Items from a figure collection
◆ ◆ ◆ ◆

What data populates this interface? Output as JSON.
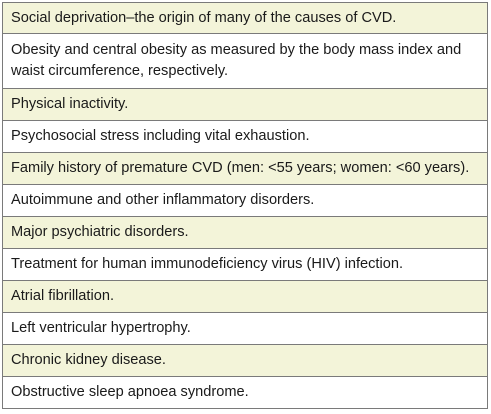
{
  "rows": [
    {
      "text": "Social deprivation–the origin of many of the causes of CVD.",
      "shaded": true
    },
    {
      "text": "Obesity and central obesity as measured by the body mass index and waist circumference, respectively.",
      "shaded": false
    },
    {
      "text": "Physical inactivity.",
      "shaded": true
    },
    {
      "text": "Psychosocial stress including vital exhaustion.",
      "shaded": false
    },
    {
      "text": "Family history of premature CVD (men: <55 years; women: <60 years).",
      "shaded": true
    },
    {
      "text": "Autoimmune and other inflammatory disorders.",
      "shaded": false
    },
    {
      "text": "Major psychiatric disorders.",
      "shaded": true
    },
    {
      "text": "Treatment for human immunodeficiency virus (HIV) infection.",
      "shaded": false
    },
    {
      "text": "Atrial fibrillation.",
      "shaded": true
    },
    {
      "text": "Left ventricular hypertrophy.",
      "shaded": false
    },
    {
      "text": "Chronic kidney disease.",
      "shaded": true
    },
    {
      "text": "Obstructive sleep apnoea syndrome.",
      "shaded": false
    }
  ],
  "colors": {
    "shaded_row": "#f3f4d9",
    "plain_row": "#ffffff",
    "border": "#7a7a7a",
    "text": "#1a1a1a"
  }
}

◆ ◆ ◆ ◆

§ What the task requires
Reproduce the data verbatim. Do not carry any picture into the copy.

§ Solution to this exercise
What data populates this interface? Output as JSON.
{
  "rows": [
    {
      "text": "Social deprivation–the origin of many of the causes of CVD.",
      "shaded": true
    },
    {
      "text": "Obesity and central obesity as measured by the body mass index and waist circumference, respectively.",
      "shaded": false
    },
    {
      "text": "Physical inactivity.",
      "shaded": true
    },
    {
      "text": "Psychosocial stress including vital exhaustion.",
      "shaded": false
    },
    {
      "text": "Family history of premature CVD (men: <55 years; women: <60 years).",
      "shaded": true
    },
    {
      "text": "Autoimmune and other inflammatory disorders.",
      "shaded": false
    },
    {
      "text": "Major psychiatric disorders.",
      "shaded": true
    },
    {
      "text": "Treatment for human immunodeficiency virus (HIV) infection.",
      "shaded": false
    },
    {
      "text": "Atrial fibrillation.",
      "shaded": true
    },
    {
      "text": "Left ventricular hypertrophy.",
      "shaded": false
    },
    {
      "text": "Chronic kidney disease.",
      "shaded": true
    },
    {
      "text": "Obstructive sleep apnoea syndrome.",
      "shaded": false
    }
  ],
  "colors": {
    "shaded_row": "#f3f4d9",
    "plain_row": "#ffffff",
    "border": "#7a7a7a",
    "text": "#1a1a1a"
  }
}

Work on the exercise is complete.